■ WHAT NEEDS TO BE DONE ■
Reproduce the data in its entirety, exactly as supplied.

■ DATA FOR THE TASK ■

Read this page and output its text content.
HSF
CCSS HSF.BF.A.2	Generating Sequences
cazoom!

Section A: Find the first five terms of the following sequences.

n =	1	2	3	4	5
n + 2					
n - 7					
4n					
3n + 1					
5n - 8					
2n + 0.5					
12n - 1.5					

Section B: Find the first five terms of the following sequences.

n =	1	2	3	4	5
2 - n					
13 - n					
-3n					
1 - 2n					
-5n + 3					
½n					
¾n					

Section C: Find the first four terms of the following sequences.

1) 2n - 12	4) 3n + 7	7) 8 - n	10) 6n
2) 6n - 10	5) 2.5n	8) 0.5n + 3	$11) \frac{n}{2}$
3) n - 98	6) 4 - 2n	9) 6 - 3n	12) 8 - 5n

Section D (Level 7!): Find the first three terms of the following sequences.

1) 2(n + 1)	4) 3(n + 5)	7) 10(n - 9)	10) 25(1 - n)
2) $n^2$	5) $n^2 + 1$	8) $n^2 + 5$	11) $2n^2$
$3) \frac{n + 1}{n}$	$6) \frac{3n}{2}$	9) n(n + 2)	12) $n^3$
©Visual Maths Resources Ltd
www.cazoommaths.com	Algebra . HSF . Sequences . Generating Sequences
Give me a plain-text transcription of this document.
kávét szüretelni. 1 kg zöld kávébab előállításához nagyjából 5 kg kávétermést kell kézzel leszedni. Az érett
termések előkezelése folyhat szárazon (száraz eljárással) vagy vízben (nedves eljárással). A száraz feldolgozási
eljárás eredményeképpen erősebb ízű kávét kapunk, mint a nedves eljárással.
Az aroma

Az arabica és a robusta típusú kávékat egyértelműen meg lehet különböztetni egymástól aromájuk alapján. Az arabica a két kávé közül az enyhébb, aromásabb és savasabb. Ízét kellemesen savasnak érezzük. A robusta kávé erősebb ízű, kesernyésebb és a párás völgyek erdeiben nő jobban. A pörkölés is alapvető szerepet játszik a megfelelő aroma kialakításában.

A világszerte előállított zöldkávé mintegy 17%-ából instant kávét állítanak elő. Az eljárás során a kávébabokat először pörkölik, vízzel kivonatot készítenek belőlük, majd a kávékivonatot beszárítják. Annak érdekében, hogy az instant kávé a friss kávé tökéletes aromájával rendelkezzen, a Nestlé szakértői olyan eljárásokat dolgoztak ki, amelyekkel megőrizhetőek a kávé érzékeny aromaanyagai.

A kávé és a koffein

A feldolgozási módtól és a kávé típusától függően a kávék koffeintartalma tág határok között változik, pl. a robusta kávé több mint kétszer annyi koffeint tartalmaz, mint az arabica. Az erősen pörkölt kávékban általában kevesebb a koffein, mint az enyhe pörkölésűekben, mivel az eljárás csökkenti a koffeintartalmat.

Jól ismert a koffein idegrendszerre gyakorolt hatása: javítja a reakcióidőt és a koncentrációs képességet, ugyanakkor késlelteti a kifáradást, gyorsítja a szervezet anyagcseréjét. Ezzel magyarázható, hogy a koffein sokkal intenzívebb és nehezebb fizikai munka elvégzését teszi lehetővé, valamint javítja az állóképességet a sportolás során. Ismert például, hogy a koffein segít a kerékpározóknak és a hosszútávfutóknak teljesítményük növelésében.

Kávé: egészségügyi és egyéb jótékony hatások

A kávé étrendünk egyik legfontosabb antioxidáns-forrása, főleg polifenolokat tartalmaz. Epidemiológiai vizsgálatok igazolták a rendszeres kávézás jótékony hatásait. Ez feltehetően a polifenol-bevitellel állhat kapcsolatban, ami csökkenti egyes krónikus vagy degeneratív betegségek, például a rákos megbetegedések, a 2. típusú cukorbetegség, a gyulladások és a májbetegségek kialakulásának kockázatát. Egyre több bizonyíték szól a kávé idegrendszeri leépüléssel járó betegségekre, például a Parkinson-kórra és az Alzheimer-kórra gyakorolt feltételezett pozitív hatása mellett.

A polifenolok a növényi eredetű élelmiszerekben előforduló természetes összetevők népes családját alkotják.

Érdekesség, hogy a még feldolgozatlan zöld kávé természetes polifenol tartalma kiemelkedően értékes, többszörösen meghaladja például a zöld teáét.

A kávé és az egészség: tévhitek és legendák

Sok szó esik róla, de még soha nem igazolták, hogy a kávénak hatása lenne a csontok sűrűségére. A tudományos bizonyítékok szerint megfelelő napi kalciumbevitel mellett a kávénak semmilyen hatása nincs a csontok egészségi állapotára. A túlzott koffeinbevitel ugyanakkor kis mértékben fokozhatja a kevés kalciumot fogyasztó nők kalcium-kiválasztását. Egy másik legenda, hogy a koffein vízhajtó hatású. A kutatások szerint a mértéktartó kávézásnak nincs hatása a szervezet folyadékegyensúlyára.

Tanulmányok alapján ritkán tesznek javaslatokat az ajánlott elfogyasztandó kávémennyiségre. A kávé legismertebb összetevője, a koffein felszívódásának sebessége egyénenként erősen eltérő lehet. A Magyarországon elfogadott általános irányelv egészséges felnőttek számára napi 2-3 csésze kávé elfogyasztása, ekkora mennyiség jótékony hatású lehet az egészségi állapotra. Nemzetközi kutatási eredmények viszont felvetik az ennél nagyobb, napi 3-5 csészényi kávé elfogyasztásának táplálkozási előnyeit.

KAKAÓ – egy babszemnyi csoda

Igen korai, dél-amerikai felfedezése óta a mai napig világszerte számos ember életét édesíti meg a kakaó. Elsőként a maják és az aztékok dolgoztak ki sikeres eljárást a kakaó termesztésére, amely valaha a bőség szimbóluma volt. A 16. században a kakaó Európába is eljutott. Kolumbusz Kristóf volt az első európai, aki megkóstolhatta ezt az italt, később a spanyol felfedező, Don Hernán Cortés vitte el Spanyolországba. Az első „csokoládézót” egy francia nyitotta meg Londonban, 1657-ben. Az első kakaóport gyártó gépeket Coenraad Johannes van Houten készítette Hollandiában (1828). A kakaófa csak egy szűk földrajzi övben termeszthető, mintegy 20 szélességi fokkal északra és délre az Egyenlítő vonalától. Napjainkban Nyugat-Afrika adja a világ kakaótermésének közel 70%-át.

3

■ RESPONSE FOR THIS EXERCISE ■
Read this page and output its text content.
HSF
CCSS HSF.BF.A.2	Generating Sequences
cazoom!

Section A: Find the first five terms of the following sequences.

n =	1	2	3	4	5
n + 2					
n - 7					
4n					
3n + 1					
5n - 8					
2n + 0.5					
12n - 1.5					

Section B: Find the first five terms of the following sequences.

n =	1	2	3	4	5
2 - n					
13 - n					
-3n					
1 - 2n					
-5n + 3					
½n					
¾n					

Section C: Find the first four terms of the following sequences.

1) 2n - 12	4) 3n + 7	7) 8 - n	10) 6n
2) 6n - 10	5) 2.5n	8) 0.5n + 3	$11) \frac{n}{2}$
3) n - 98	6) 4 - 2n	9) 6 - 3n	12) 8 - 5n

Section D (Level 7!): Find the first three terms of the following sequences.

1) 2(n + 1)	4) 3(n + 5)	7) 10(n - 9)	10) 25(1 - n)
2) $n^2$	5) $n^2 + 1$	8) $n^2 + 5$	11) $2n^2$
$3) \frac{n + 1}{n}$	$6) \frac{3n}{2}$	9) n(n + 2)	12) $n^3$
©Visual Maths Resources Ltd
www.cazoommaths.com	Algebra . HSF . Sequences . Generating Sequences
Give me a plain-text transcription of this document.
kávét szüretelni. 1 kg zöld kávébab előállításához nagyjából 5 kg kávétermést kell kézzel leszedni. Az érett
termések előkezelése folyhat szárazon (száraz eljárással) vagy vízben (nedves eljárással). A száraz feldolgozási
eljárás eredményeképpen erősebb ízű kávét kapunk, mint a nedves eljárással.
Az aroma

Az arabica és a robusta típusú kávékat egyértelműen meg lehet különböztetni egymástól aromájuk alapján. Az arabica a két kávé közül az enyhébb, aromásabb és savasabb. Ízét kellemesen savasnak érezzük. A robusta kávé erősebb ízű, kesernyésebb és a párás völgyek erdeiben nő jobban. A pörkölés is alapvető szerepet játszik a megfelelő aroma kialakításában.

A világszerte előállított zöldkávé mintegy 17%-ából instant kávét állítanak elő. Az eljárás során a kávébabokat először pörkölik, vízzel kivonatot készítenek belőlük, majd a kávékivonatot beszárítják. Annak érdekében, hogy az instant kávé a friss kávé tökéletes aromájával rendelkezzen, a Nestlé szakértői olyan eljárásokat dolgoztak ki, amelyekkel megőrizhetőek a kávé érzékeny aromaanyagai.

A kávé és a koffein

A feldolgozási módtól és a kávé típusától függően a kávék koffeintartalma tág határok között változik, pl. a robusta kávé több mint kétszer annyi koffeint tartalmaz, mint az arabica. Az erősen pörkölt kávékban általában kevesebb a koffein, mint az enyhe pörkölésűekben, mivel az eljárás csökkenti a koffeintartalmat.

Jól ismert a koffein idegrendszerre gyakorolt hatása: javítja a reakcióidőt és a koncentrációs képességet, ugyanakkor késlelteti a kifáradást, gyorsítja a szervezet anyagcseréjét. Ezzel magyarázható, hogy a koffein sokkal intenzívebb és nehezebb fizikai munka elvégzését teszi lehetővé, valamint javítja az állóképességet a sportolás során. Ismert például, hogy a koffein segít a kerékpározóknak és a hosszútávfutóknak teljesítményük növelésében.

Kávé: egészségügyi és egyéb jótékony hatások

A kávé étrendünk egyik legfontosabb antioxidáns-forrása, főleg polifenolokat tartalmaz. Epidemiológiai vizsgálatok igazolták a rendszeres kávézás jótékony hatásait. Ez feltehetően a polifenol-bevitellel állhat kapcsolatban, ami csökkenti egyes krónikus vagy degeneratív betegségek, például a rákos megbetegedések, a 2. típusú cukorbetegség, a gyulladások és a májbetegségek kialakulásának kockázatát. Egyre több bizonyíték szól a kávé idegrendszeri leépüléssel járó betegségekre, például a Parkinson-kórra és az Alzheimer-kórra gyakorolt feltételezett pozitív hatása mellett.

A polifenolok a növényi eredetű élelmiszerekben előforduló természetes összetevők népes családját alkotják.

Érdekesség, hogy a még feldolgozatlan zöld kávé természetes polifenol tartalma kiemelkedően értékes, többszörösen meghaladja például a zöld teáét.

A kávé és az egészség: tévhitek és legendák

Sok szó esik róla, de még soha nem igazolták, hogy a kávénak hatása lenne a csontok sűrűségére. A tudományos bizonyítékok szerint megfelelő napi kalciumbevitel mellett a kávénak semmilyen hatása nincs a csontok egészségi állapotára. A túlzott koffeinbevitel ugyanakkor kis mértékben fokozhatja a kevés kalciumot fogyasztó nők kalcium-kiválasztását. Egy másik legenda, hogy a koffein vízhajtó hatású. A kutatások szerint a mértéktartó kávézásnak nincs hatása a szervezet folyadékegyensúlyára.

Tanulmányok alapján ritkán tesznek javaslatokat az ajánlott elfogyasztandó kávémennyiségre. A kávé legismertebb összetevője, a koffein felszívódásának sebessége egyénenként erősen eltérő lehet. A Magyarországon elfogadott általános irányelv egészséges felnőttek számára napi 2-3 csésze kávé elfogyasztása, ekkora mennyiség jótékony hatású lehet az egészségi állapotra. Nemzetközi kutatási eredmények viszont felvetik az ennél nagyobb, napi 3-5 csészényi kávé elfogyasztásának táplálkozási előnyeit.

KAKAÓ – egy babszemnyi csoda

Igen korai, dél-amerikai felfedezése óta a mai napig világszerte számos ember életét édesíti meg a kakaó. Elsőként a maják és az aztékok dolgoztak ki sikeres eljárást a kakaó termesztésére, amely valaha a bőség szimbóluma volt. A 16. században a kakaó Európába is eljutott. Kolumbusz Kristóf volt az első európai, aki megkóstolhatta ezt az italt, később a spanyol felfedező, Don Hernán Cortés vitte el Spanyolországba. Az első „csokoládézót” egy francia nyitotta meg Londonban, 1657-ben. Az első kakaóport gyártó gépeket Coenraad Johannes van Houten készítette Hollandiában (1828). A kakaófa csak egy szűk földrajzi övben termeszthető, mintegy 20 szélességi fokkal északra és délre az Egyenlítő vonalától. Napjainkban Nyugat-Afrika adja a világ kakaótermésének közel 70%-át.

3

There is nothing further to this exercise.